Recorded data
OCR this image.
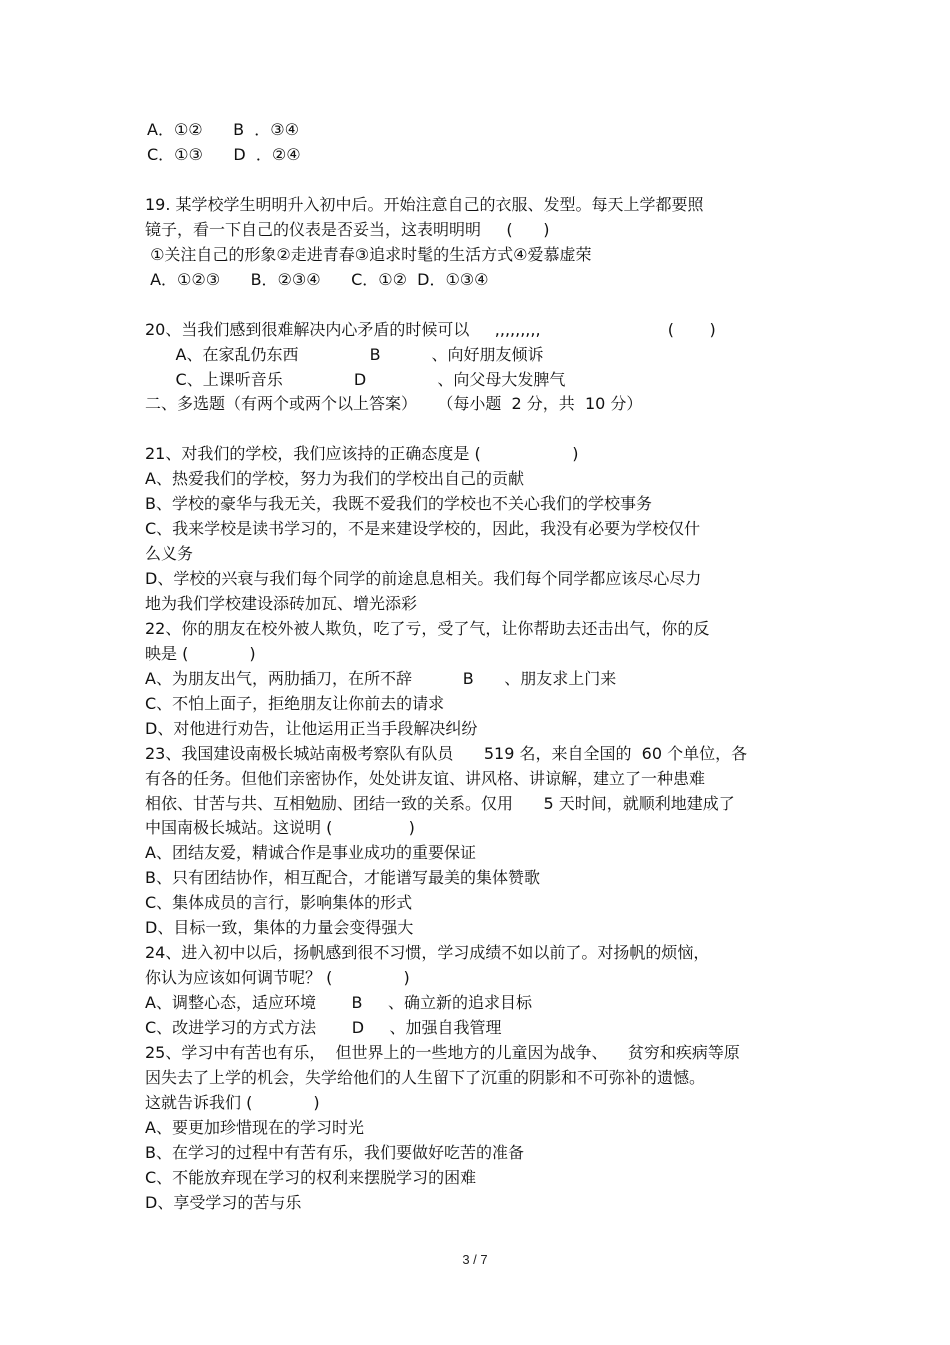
A．①②      B  ．③④
C．①③      D  ．②④
19. 某学校学生明明升入初中后。开始注意自己的衣服、发型。每天上学都要照
镜子，看一下自己的仪表是否妥当，这表明明明     (      )
①关注自己的形象②走进青春③追求时髦的生活方式④爱慕虚荣
A．①②③      B．②③④      C．①②  D．①③④
20、当我们感到很难解决内心矛盾的时候可以     ,,,,,,,,,                         (       )
A、在家乱仍东西              B          、向好朋友倾诉
C、上课听音乐              D              、向父母大发脾气
二、多选题（有两个或两个以上答案）    （每小题  2 分，共  10 分）
21、对我们的学校，我们应该持的正确态度是 (                  )
A、热爱我们的学校，努力为我们的学校出自己的贡献
B、学校的豪华与我无关，我既不爱我们的学校也不关心我们的学校事务
C、我来学校是读书学习的，不是来建设学校的，因此，我没有必要为学校仅什
么义务
D、学校的兴衰与我们每个同学的前途息息相关。我们每个同学都应该尽心尽力
地为我们学校建设添砖加瓦、增光添彩
22、你的朋友在校外被人欺负，吃了亏，受了气，让你帮助去还击出气，你的反
映是 (            )
A、为朋友出气，两肋插刀，在所不辞          B      、朋友求上门来
C、不怕上面子，拒绝朋友让你前去的请求
D、对他进行劝告，让他运用正当手段解决纠纷
23、我国建设南极长城站南极考察队有队员      519 名，来自全国的  60 个单位，各
有各的任务。但他们亲密协作，处处讲友谊、讲风格、讲谅解，建立了一种患难
相依、甘苦与共、互相勉励、团结一致的关系。仅用      5 天时间，就顺利地建成了
中国南极长城站。这说明 (               )
A、团结友爱，精诚合作是事业成功的重要保证
B、只有团结协作，相互配合，才能谱写最美的集体赞歌
C、集体成员的言行，影响集体的形式
D、目标一致，集体的力量会变得强大
24、进入初中以后，扬帆感到很不习惯，学习成绩不如以前了。对扬帆的烦恼，
你认为应该如何调节呢？ (              )
A、调整心态，适应环境       B     、确立新的追求目标
C、改进学习的方式方法       D     、加强自我管理
25、学习中有苦也有乐，  但世界上的一些地方的儿童因为战争、    贫穷和疾病等原
因失去了上学的机会，失学给他们的人生留下了沉重的阴影和不可弥补的遗憾。
这就告诉我们 (            )
A、要更加珍惜现在的学习时光
B、在学习的过程中有苦有乐，我们要做好吃苦的准备
C、不能放弃现在学习的权利来摆脱学习的困难
D、享受学习的苦与乐
3 / 7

Goal:
Without including any picture, repeat the data exactly.

Response to the task:
OCR this image.
A．①②      B  ．③④
C．①③      D  ．②④
19. 某学校学生明明升入初中后。开始注意自己的衣服、发型。每天上学都要照
镜子，看一下自己的仪表是否妥当，这表明明明     (      )
①关注自己的形象②走进青春③追求时髦的生活方式④爱慕虚荣
A．①②③      B．②③④      C．①②  D．①③④
20、当我们感到很难解决内心矛盾的时候可以     ,,,,,,,,,                         (       )
A、在家乱仍东西              B          、向好朋友倾诉
C、上课听音乐              D              、向父母大发脾气
二、多选题（有两个或两个以上答案）    （每小题  2 分，共  10 分）
21、对我们的学校，我们应该持的正确态度是 (                  )
A、热爱我们的学校，努力为我们的学校出自己的贡献
B、学校的豪华与我无关，我既不爱我们的学校也不关心我们的学校事务
C、我来学校是读书学习的，不是来建设学校的，因此，我没有必要为学校仅什
么义务
D、学校的兴衰与我们每个同学的前途息息相关。我们每个同学都应该尽心尽力
地为我们学校建设添砖加瓦、增光添彩
22、你的朋友在校外被人欺负，吃了亏，受了气，让你帮助去还击出气，你的反
映是 (            )
A、为朋友出气，两肋插刀，在所不辞          B      、朋友求上门来
C、不怕上面子，拒绝朋友让你前去的请求
D、对他进行劝告，让他运用正当手段解决纠纷
23、我国建设南极长城站南极考察队有队员      519 名，来自全国的  60 个单位，各
有各的任务。但他们亲密协作，处处讲友谊、讲风格、讲谅解，建立了一种患难
相依、甘苦与共、互相勉励、团结一致的关系。仅用      5 天时间，就顺利地建成了
中国南极长城站。这说明 (               )
A、团结友爱，精诚合作是事业成功的重要保证
B、只有团结协作，相互配合，才能谱写最美的集体赞歌
C、集体成员的言行，影响集体的形式
D、目标一致，集体的力量会变得强大
24、进入初中以后，扬帆感到很不习惯，学习成绩不如以前了。对扬帆的烦恼，
你认为应该如何调节呢？ (              )
A、调整心态，适应环境       B     、确立新的追求目标
C、改进学习的方式方法       D     、加强自我管理
25、学习中有苦也有乐，  但世界上的一些地方的儿童因为战争、    贫穷和疾病等原
因失去了上学的机会，失学给他们的人生留下了沉重的阴影和不可弥补的遗憾。
这就告诉我们 (            )
A、要更加珍惜现在的学习时光
B、在学习的过程中有苦有乐，我们要做好吃苦的准备
C、不能放弃现在学习的权利来摆脱学习的困难
D、享受学习的苦与乐
3 / 7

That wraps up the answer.